## EXERCISE DETAILS
Repeat all of the material exactly as given.

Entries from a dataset
***

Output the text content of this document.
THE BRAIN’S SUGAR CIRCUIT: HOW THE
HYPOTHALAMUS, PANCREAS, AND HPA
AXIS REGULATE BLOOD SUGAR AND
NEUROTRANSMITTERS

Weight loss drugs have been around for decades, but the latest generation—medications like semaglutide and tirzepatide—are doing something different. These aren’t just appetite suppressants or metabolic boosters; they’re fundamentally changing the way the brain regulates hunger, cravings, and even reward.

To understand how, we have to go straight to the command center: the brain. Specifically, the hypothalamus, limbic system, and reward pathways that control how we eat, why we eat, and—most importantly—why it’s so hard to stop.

***

## FULL SOLUTION
Output the text content of this document.
THE BRAIN’S SUGAR CIRCUIT: HOW THE
HYPOTHALAMUS, PANCREAS, AND HPA
AXIS REGULATE BLOOD SUGAR AND
NEUROTRANSMITTERS

Weight loss drugs have been around for decades, but the latest generation—medications like semaglutide and tirzepatide—are doing something different. These aren’t just appetite suppressants or metabolic boosters; they’re fundamentally changing the way the brain regulates hunger, cravings, and even reward.

To understand how, we have to go straight to the command center: the brain. Specifically, the hypothalamus, limbic system, and reward pathways that control how we eat, why we eat, and—most importantly—why it’s so hard to stop.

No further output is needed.